**The problem**
What you return should match every record exactly, with the images removed.

******

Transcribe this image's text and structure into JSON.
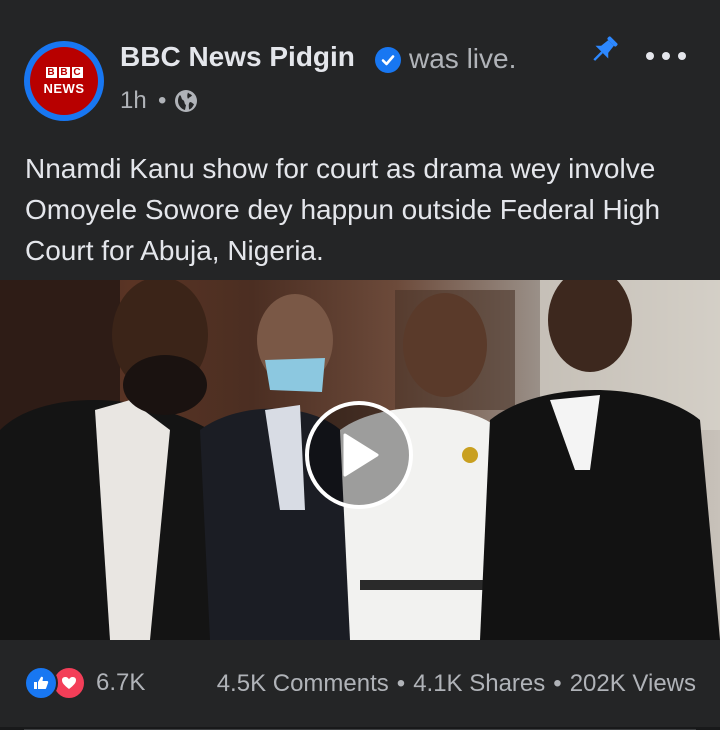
{
  "post": {
    "page_name": "BBC News Pidgin",
    "status": "was live.",
    "time": "1h",
    "separator": "•",
    "avatar": {
      "line1": [
        "B",
        "B",
        "C"
      ],
      "line2": "NEWS"
    },
    "text": "Nnamdi Kanu show for court as drama wey involve Omoyele Sowore dey happun outside Federal High Court for Abuja, Nigeria."
  },
  "engagement": {
    "reaction_count": "6.7K",
    "comments": "4.5K Comments",
    "shares": "4.1K Shares",
    "views": "202K Views",
    "separator": "•"
  },
  "icons": {
    "verified": "verified-badge-icon",
    "privacy": "globe-icon",
    "pin": "pin-icon",
    "more": "more-options-icon",
    "play": "play-icon",
    "like": "like-reaction-icon",
    "love": "love-reaction-icon"
  },
  "colors": {
    "background": "#18191a",
    "card": "#242526",
    "primary_text": "#e4e6eb",
    "secondary_text": "#b0b3b8",
    "accent": "#1877f2",
    "brand_red": "#b80000",
    "love": "#f33e58"
  }
}
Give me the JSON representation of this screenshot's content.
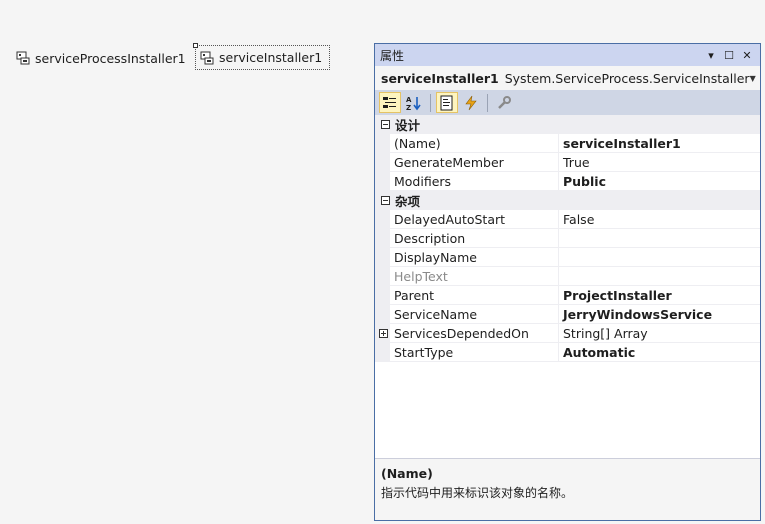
{
  "designer": {
    "components": [
      {
        "label": "serviceProcessInstaller1",
        "icon": "service-component-icon"
      },
      {
        "label": "serviceInstaller1",
        "icon": "service-component-icon",
        "selected": true
      }
    ]
  },
  "properties_panel": {
    "title": "属性",
    "title_buttons": {
      "dropdown": "▾",
      "maximize": "☐",
      "close": "✕"
    },
    "object_name": "serviceInstaller1",
    "object_type": "System.ServiceProcess.ServiceInstaller",
    "toolbar": {
      "buttons": [
        "categorized-icon",
        "alphabetical-icon",
        "properties-icon",
        "events-icon",
        "property-pages-icon"
      ],
      "active": [
        "categorized-icon",
        "properties-icon"
      ]
    },
    "categories": [
      {
        "label": "设计",
        "rows": [
          {
            "name": "(Name)",
            "value": "serviceInstaller1",
            "bold": true
          },
          {
            "name": "GenerateMember",
            "value": "True",
            "bold": false
          },
          {
            "name": "Modifiers",
            "value": "Public",
            "bold": true
          }
        ]
      },
      {
        "label": "杂项",
        "rows": [
          {
            "name": "DelayedAutoStart",
            "value": "False",
            "bold": false
          },
          {
            "name": "Description",
            "value": "",
            "bold": false
          },
          {
            "name": "DisplayName",
            "value": "",
            "bold": false
          },
          {
            "name": "HelpText",
            "value": "",
            "bold": false,
            "disabled": true
          },
          {
            "name": "Parent",
            "value": "ProjectInstaller",
            "bold": true
          },
          {
            "name": "ServiceName",
            "value": "JerryWindowsService",
            "bold": true
          },
          {
            "name": "ServicesDependedOn",
            "value": "String[] Array",
            "bold": false,
            "expandable": true
          },
          {
            "name": "StartType",
            "value": "Automatic",
            "bold": true
          }
        ]
      }
    ],
    "description": {
      "title": "(Name)",
      "text": "指示代码中用来标识该对象的名称。"
    },
    "colors": {
      "title_bar": "#ccd5f0",
      "toolbar": "#cfd6e5",
      "border": "#4a6ea5",
      "category_bg": "#eeeef2"
    }
  }
}
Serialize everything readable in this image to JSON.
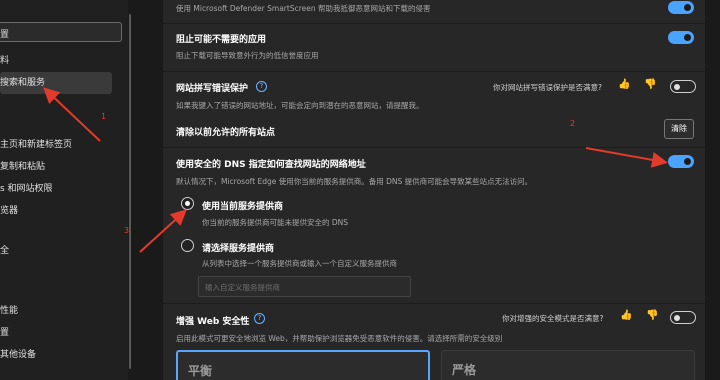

******

**Written response**
Transcribe this image's text and structure into JSON.
{
  "post": {
    "page_name": "BBC News Pidgin",
    "status": "was live.",
    "time": "1h",
    "separator": "•",
    "avatar": {
      "line1": [
        "B",
        "B",
        "C"
      ],
      "line2": "NEWS"
    },
    "text": "Nnamdi Kanu show for court as drama wey involve Omoyele Sowore dey happun outside Federal High Court for Abuja, Nigeria."
  },
  "engagement": {
    "reaction_count": "6.7K",
    "comments": "4.5K Comments",
    "shares": "4.1K Shares",
    "views": "202K Views",
    "separator": "•"
  },
  "icons": {
    "verified": "verified-badge-icon",
    "privacy": "globe-icon",
    "pin": "pin-icon",
    "more": "more-options-icon",
    "play": "play-icon",
    "like": "like-reaction-icon",
    "love": "love-reaction-icon"
  },
  "colors": {
    "background": "#18191a",
    "card": "#242526",
    "primary_text": "#e4e6eb",
    "secondary_text": "#b0b3b8",
    "accent": "#1877f2",
    "brand_red": "#b80000",
    "love": "#f33e58"
  }
}
Give me the JSON representation of this screenshot's content.
{
  "designer": {
    "components": [
      {
        "label": "serviceProcessInstaller1",
        "icon": "service-component-icon"
      },
      {
        "label": "serviceInstaller1",
        "icon": "service-component-icon",
        "selected": true
      }
    ]
  },
  "properties_panel": {
    "title": "属性",
    "title_buttons": {
      "dropdown": "▾",
      "maximize": "☐",
      "close": "✕"
    },
    "object_name": "serviceInstaller1",
    "object_type": "System.ServiceProcess.ServiceInstaller",
    "toolbar": {
      "buttons": [
        "categorized-icon",
        "alphabetical-icon",
        "properties-icon",
        "events-icon",
        "property-pages-icon"
      ],
      "active": [
        "categorized-icon",
        "properties-icon"
      ]
    },
    "categories": [
      {
        "label": "设计",
        "rows": [
          {
            "name": "(Name)",
            "value": "serviceInstaller1",
            "bold": true
          },
          {
            "name": "GenerateMember",
            "value": "True",
            "bold": false
          },
          {
            "name": "Modifiers",
            "value": "Public",
            "bold": true
          }
        ]
      },
      {
        "label": "杂项",
        "rows": [
          {
            "name": "DelayedAutoStart",
            "value": "False",
            "bold": false
          },
          {
            "name": "Description",
            "value": "",
            "bold": false
          },
          {
            "name": "DisplayName",
            "value": "",
            "bold": false
          },
          {
            "name": "HelpText",
            "value": "",
            "bold": false,
            "disabled": true
          },
          {
            "name": "Parent",
            "value": "ProjectInstaller",
            "bold": true
          },
          {
            "name": "ServiceName",
            "value": "JerryWindowsService",
            "bold": true
          },
          {
            "name": "ServicesDependedOn",
            "value": "String[] Array",
            "bold": false,
            "expandable": true
          },
          {
            "name": "StartType",
            "value": "Automatic",
            "bold": true
          }
        ]
      }
    ],
    "description": {
      "title": "(Name)",
      "text": "指示代码中用来标识该对象的名称。"
    },
    "colors": {
      "title_bar": "#ccd5f0",
      "toolbar": "#cfd6e5",
      "border": "#4a6ea5",
      "category_bg": "#eeeef2"
    }
  }
}
Serialize everything readable in this image to JSON.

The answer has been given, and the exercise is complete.